● THE PROBLEM
Only lines holding the word "João" should be copied from the material.

● Stored data

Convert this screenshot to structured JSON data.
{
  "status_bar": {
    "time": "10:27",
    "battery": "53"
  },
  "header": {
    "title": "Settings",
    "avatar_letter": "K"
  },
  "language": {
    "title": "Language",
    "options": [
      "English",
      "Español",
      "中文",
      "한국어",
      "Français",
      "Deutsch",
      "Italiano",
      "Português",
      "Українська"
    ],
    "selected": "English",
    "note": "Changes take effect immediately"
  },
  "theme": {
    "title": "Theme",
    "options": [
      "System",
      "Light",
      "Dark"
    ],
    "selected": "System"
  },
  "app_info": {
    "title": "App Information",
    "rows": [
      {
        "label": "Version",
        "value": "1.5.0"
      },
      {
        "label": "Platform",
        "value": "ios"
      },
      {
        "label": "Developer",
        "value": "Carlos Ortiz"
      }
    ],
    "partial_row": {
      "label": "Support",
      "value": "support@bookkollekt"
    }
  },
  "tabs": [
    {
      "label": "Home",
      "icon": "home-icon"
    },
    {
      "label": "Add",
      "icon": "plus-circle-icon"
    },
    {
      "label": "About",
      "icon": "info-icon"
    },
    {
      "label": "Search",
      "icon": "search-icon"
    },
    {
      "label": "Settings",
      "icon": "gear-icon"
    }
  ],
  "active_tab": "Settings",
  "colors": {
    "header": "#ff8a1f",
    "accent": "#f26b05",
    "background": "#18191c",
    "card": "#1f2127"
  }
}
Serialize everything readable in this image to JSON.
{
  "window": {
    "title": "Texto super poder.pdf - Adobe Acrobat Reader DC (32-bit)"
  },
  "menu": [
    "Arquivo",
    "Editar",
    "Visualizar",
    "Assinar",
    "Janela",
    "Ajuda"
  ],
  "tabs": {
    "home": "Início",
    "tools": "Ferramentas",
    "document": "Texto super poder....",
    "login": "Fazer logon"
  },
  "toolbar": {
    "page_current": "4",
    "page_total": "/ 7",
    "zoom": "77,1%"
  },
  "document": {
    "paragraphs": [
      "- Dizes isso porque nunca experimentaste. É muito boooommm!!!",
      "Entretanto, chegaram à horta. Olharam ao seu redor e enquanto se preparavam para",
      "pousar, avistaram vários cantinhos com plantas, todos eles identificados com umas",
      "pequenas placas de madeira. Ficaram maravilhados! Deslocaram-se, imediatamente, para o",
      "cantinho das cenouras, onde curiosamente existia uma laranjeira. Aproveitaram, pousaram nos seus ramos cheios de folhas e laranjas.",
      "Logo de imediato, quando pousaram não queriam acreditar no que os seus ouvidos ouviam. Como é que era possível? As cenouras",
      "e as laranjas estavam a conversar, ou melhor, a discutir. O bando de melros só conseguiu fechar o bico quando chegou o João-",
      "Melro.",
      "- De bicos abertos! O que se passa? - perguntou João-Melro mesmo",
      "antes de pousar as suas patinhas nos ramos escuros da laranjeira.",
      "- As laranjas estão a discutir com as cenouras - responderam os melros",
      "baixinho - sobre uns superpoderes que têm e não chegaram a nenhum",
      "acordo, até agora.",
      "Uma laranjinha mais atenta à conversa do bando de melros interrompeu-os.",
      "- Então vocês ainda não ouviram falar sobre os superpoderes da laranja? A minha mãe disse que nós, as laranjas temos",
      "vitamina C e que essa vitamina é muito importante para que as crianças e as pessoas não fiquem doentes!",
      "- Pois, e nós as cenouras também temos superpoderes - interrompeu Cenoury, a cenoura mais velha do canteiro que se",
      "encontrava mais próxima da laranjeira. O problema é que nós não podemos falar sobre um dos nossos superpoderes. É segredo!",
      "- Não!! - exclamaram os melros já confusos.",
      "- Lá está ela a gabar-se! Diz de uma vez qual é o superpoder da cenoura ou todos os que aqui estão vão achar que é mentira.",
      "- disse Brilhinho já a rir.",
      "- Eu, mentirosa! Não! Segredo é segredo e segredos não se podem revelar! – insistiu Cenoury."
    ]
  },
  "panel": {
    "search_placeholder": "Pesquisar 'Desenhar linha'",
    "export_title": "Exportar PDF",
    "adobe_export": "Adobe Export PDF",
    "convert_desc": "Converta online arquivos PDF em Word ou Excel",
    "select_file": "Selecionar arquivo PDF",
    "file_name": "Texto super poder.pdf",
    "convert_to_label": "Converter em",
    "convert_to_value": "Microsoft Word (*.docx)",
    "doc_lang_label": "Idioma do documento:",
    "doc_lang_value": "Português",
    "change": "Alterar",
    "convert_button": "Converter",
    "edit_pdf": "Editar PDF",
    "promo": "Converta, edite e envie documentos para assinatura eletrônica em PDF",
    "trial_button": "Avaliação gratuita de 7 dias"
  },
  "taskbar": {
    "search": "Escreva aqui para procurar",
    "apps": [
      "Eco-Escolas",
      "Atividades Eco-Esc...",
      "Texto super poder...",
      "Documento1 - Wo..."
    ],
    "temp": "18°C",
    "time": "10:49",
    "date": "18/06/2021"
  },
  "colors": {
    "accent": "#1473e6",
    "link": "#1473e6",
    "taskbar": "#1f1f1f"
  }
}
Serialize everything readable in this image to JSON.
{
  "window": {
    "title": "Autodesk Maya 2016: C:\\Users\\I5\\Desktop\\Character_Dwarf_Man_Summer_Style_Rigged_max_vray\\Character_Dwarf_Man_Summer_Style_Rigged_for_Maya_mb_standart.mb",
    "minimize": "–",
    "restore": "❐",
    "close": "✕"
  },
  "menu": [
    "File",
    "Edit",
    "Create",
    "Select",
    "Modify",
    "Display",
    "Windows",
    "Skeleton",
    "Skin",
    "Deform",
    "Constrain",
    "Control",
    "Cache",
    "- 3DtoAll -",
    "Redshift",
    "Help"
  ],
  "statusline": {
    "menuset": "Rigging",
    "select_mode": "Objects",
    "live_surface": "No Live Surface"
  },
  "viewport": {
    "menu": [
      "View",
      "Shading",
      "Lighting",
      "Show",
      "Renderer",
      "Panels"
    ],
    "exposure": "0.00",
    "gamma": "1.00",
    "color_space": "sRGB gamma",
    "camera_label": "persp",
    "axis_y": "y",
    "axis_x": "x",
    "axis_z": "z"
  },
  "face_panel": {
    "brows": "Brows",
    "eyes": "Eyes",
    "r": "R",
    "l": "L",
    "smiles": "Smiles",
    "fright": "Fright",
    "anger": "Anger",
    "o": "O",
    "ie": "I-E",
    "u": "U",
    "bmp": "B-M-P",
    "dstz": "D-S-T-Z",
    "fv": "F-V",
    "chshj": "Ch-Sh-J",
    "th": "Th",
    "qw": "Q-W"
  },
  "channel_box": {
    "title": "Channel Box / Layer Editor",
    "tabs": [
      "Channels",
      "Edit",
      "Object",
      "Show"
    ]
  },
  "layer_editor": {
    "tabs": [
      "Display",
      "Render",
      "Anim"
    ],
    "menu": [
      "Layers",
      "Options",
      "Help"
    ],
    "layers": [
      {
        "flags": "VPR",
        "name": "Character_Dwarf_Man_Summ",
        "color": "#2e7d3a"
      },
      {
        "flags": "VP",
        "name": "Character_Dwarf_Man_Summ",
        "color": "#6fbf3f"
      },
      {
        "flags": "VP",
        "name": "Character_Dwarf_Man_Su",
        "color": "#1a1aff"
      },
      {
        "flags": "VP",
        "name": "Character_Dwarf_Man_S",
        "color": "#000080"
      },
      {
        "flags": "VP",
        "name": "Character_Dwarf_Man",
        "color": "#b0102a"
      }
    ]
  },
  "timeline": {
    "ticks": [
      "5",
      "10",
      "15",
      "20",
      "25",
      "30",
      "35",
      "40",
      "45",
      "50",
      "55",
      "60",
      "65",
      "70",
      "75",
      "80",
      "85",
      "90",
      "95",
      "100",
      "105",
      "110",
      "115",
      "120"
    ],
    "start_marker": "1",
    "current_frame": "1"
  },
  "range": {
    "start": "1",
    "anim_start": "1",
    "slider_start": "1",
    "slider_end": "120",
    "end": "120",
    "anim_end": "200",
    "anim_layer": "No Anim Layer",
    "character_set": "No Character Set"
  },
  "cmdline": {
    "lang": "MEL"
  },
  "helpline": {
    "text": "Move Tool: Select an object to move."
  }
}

● WORKED SOLUTION
      "e as laranjas estavam a conversar, ou melhor, a discutir. O bando de melros só conseguiu fechar o bico quando chegou o João-",
      "- De bicos abertos! O que se passa? - perguntou João-Melro mesmo",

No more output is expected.